▶ YOUR INSTRUCTIONS:
Transcribe each entry below exactly. Pictures do not go in the copy.

* START EXTRACTED RECORDS *

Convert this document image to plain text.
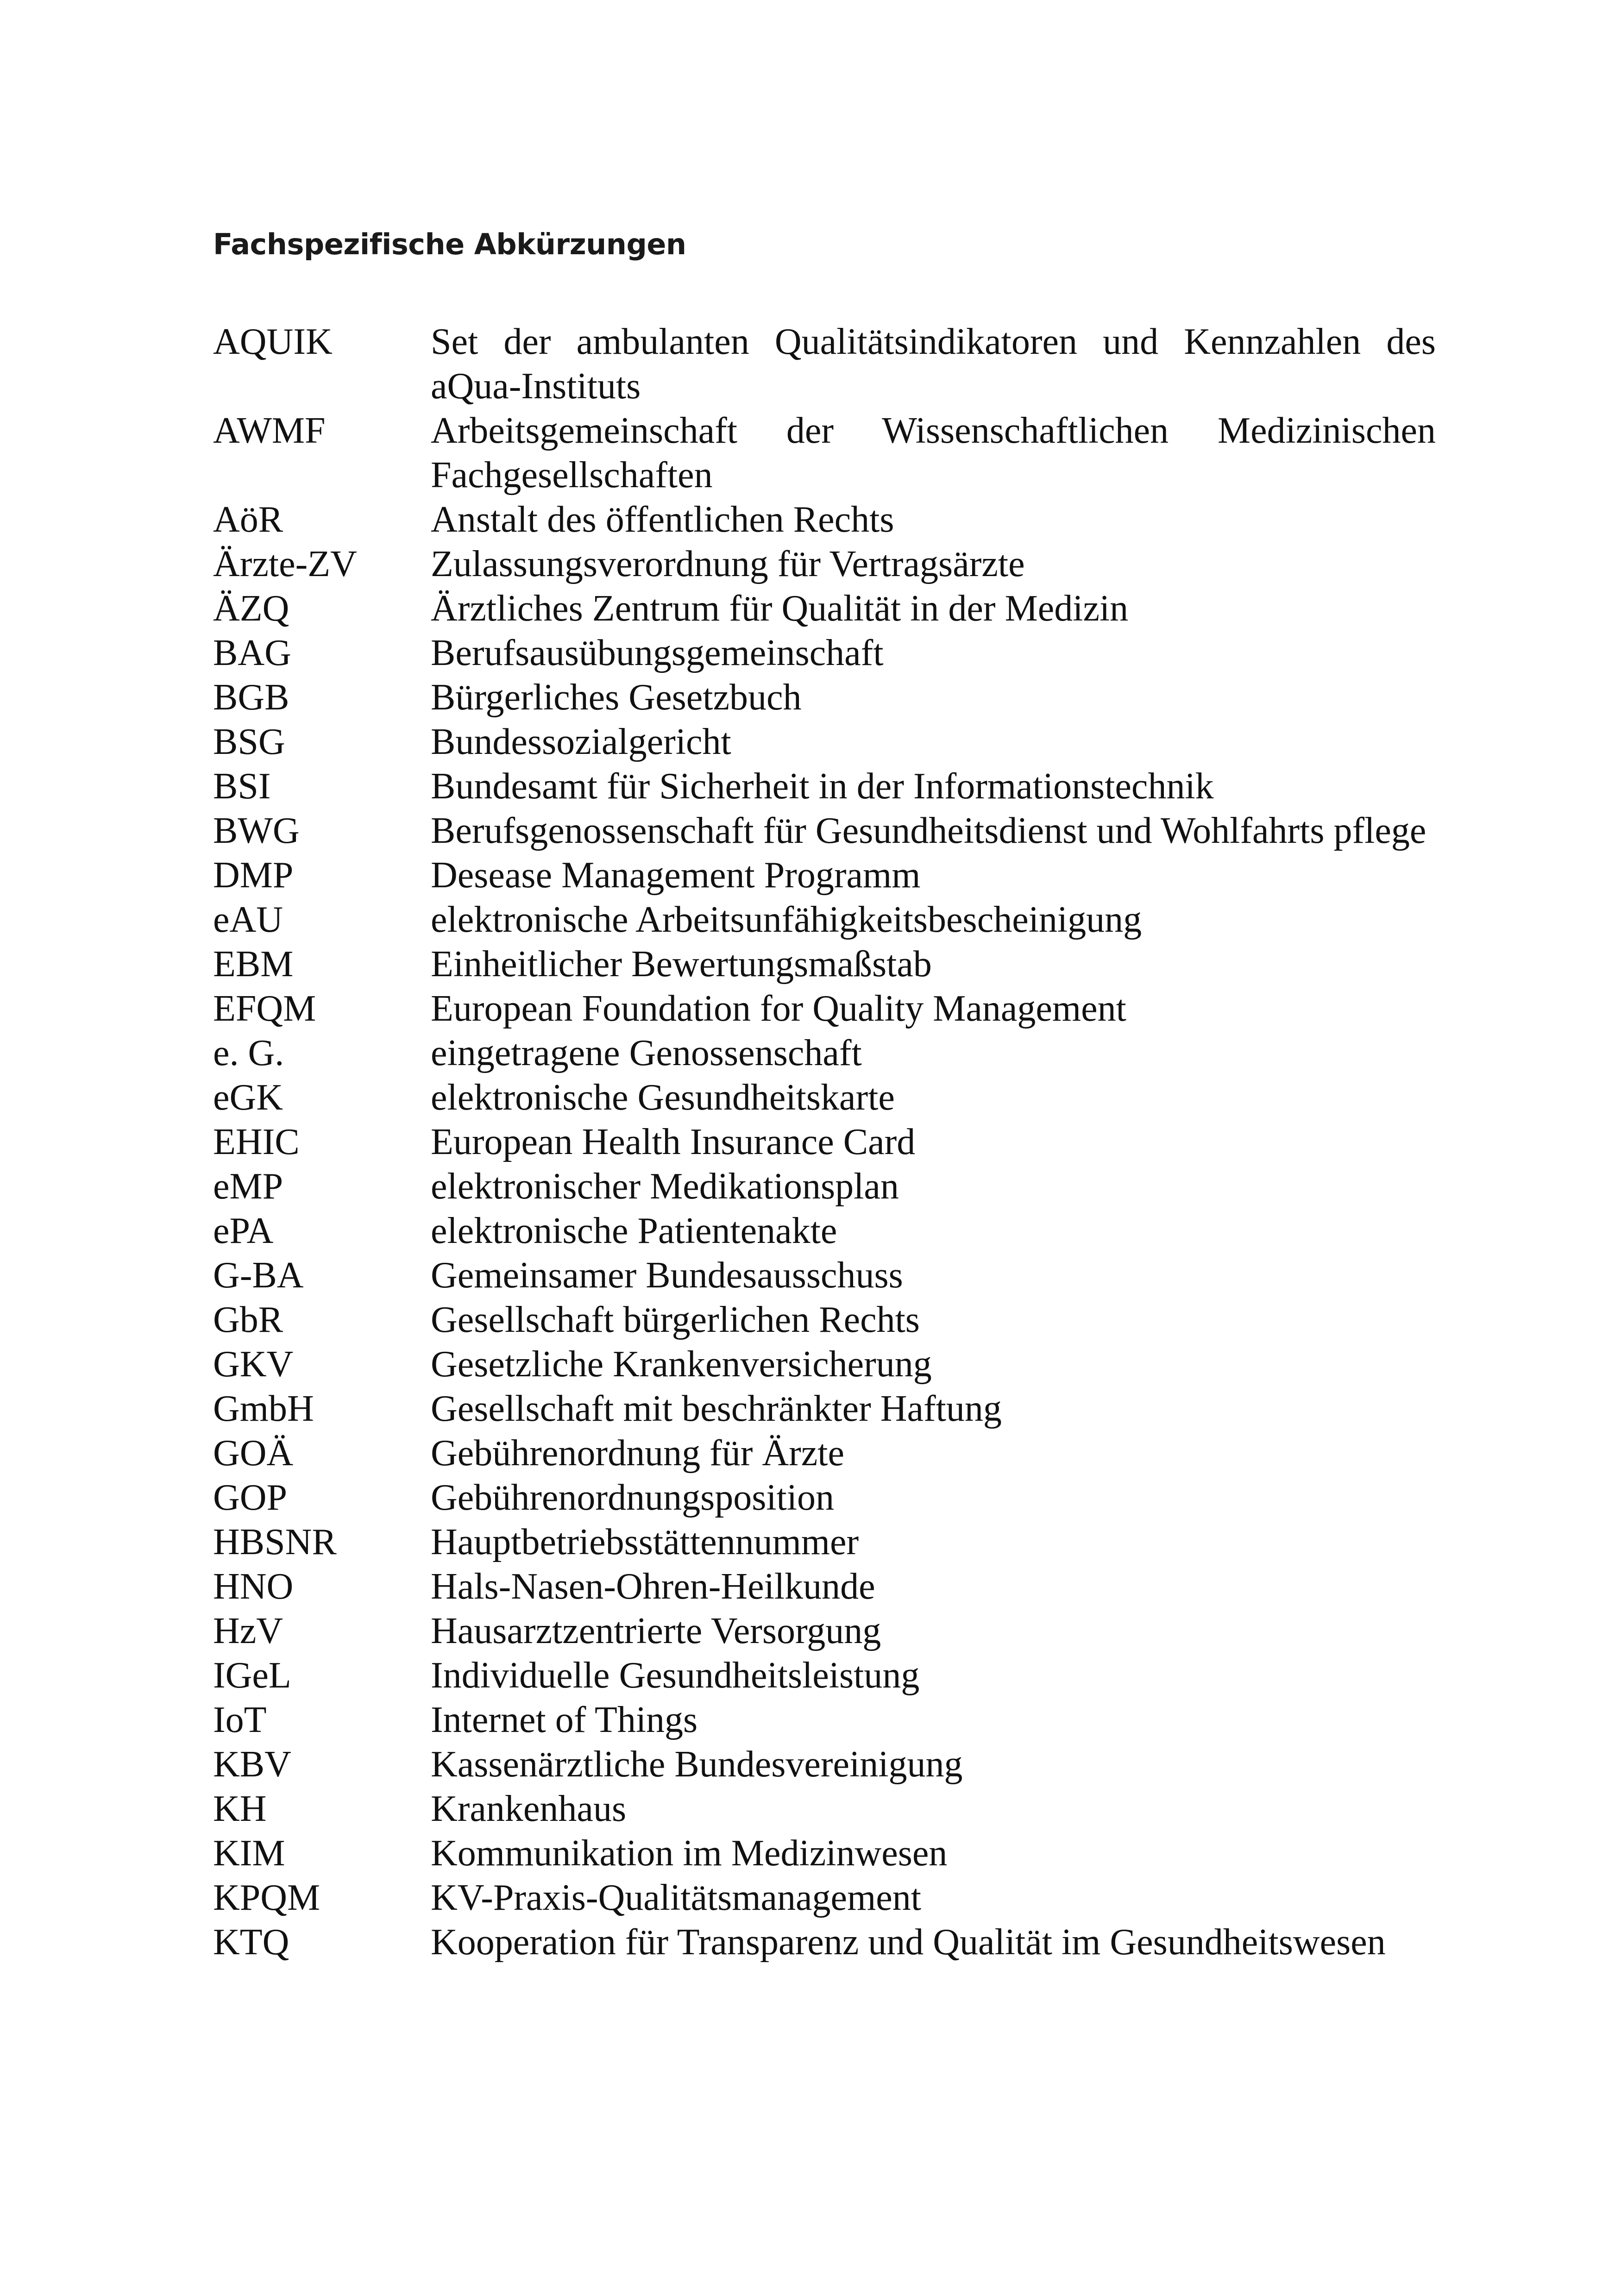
Fachspezifische Abkürzungen
AQUIK	Set der ambulanten Qualitätsindikatoren und Kennzahlen des aQua-Instituts
AWMF	Arbeitsgemeinschaft der Wissenschaftlichen Medizinischen Fachgesellschaften
AöR	Anstalt des öffentlichen Rechts
Ärzte-ZV	Zulassungsverordnung für Vertragsärzte
ÄZQ	Ärztliches Zentrum für Qualität in der Medizin
BAG	Berufsausübungsgemeinschaft
BGB	Bürgerliches Gesetzbuch
BSG	Bundessozialgericht
BSI	Bundesamt für Sicherheit in der Informationstechnik
BWG	Berufsgenossenschaft für Gesundheitsdienst und Wohlfahrts pflege
DMP	Desease Management Programm
eAU	elektronische Arbeitsunfähigkeitsbescheinigung
EBM	Einheitlicher Bewertungsmaßstab
EFQM	European Foundation for Quality Management
e. G.	eingetragene Genossenschaft
eGK	elektronische Gesundheitskarte
EHIC	European Health Insurance Card
eMP	elektronischer Medikationsplan
ePA	elektronische Patientenakte
G-BA	Gemeinsamer Bundesausschuss
GbR	Gesellschaft bürgerlichen Rechts
GKV	Gesetzliche Krankenversicherung
GmbH	Gesellschaft mit beschränkter Haftung
GOÄ	Gebührenordnung für Ärzte
GOP	Gebührenordnungsposition
HBSNR	Hauptbetriebsstättennummer
HNO	Hals-Nasen-Ohren-Heilkunde
HzV	Hausarztzentrierte Versorgung
IGeL	Individuelle Gesundheitsleistung
IoT	Internet of Things
KBV	Kassenärztliche Bundesvereinigung
KH	Krankenhaus
KIM	Kommunikation im Medizinwesen
KPQM	KV-Praxis-Qualitätsmanagement
KTQ	Kooperation für Transparenz und Qualität im Gesundheitswesen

* END EXTRACTED RECORDS *

▶ PROBLEM SOLUTION:
Convert this document image to plain text.
Fachspezifische Abkürzungen
AQUIK	Set der ambulanten Qualitätsindikatoren und Kennzahlen des aQua-Instituts
AWMF	Arbeitsgemeinschaft der Wissenschaftlichen Medizinischen Fachgesellschaften
AöR	Anstalt des öffentlichen Rechts
Ärzte-ZV	Zulassungsverordnung für Vertragsärzte
ÄZQ	Ärztliches Zentrum für Qualität in der Medizin
BAG	Berufsausübungsgemeinschaft
BGB	Bürgerliches Gesetzbuch
BSG	Bundessozialgericht
BSI	Bundesamt für Sicherheit in der Informationstechnik
BWG	Berufsgenossenschaft für Gesundheitsdienst und Wohlfahrts pflege
DMP	Desease Management Programm
eAU	elektronische Arbeitsunfähigkeitsbescheinigung
EBM	Einheitlicher Bewertungsmaßstab
EFQM	European Foundation for Quality Management
e. G.	eingetragene Genossenschaft
eGK	elektronische Gesundheitskarte
EHIC	European Health Insurance Card
eMP	elektronischer Medikationsplan
ePA	elektronische Patientenakte
G-BA	Gemeinsamer Bundesausschuss
GbR	Gesellschaft bürgerlichen Rechts
GKV	Gesetzliche Krankenversicherung
GmbH	Gesellschaft mit beschränkter Haftung
GOÄ	Gebührenordnung für Ärzte
GOP	Gebührenordnungsposition
HBSNR	Hauptbetriebsstättennummer
HNO	Hals-Nasen-Ohren-Heilkunde
HzV	Hausarztzentrierte Versorgung
IGeL	Individuelle Gesundheitsleistung
IoT	Internet of Things
KBV	Kassenärztliche Bundesvereinigung
KH	Krankenhaus
KIM	Kommunikation im Medizinwesen
KPQM	KV-Praxis-Qualitätsmanagement
KTQ	Kooperation für Transparenz und Qualität im Gesundheitswesen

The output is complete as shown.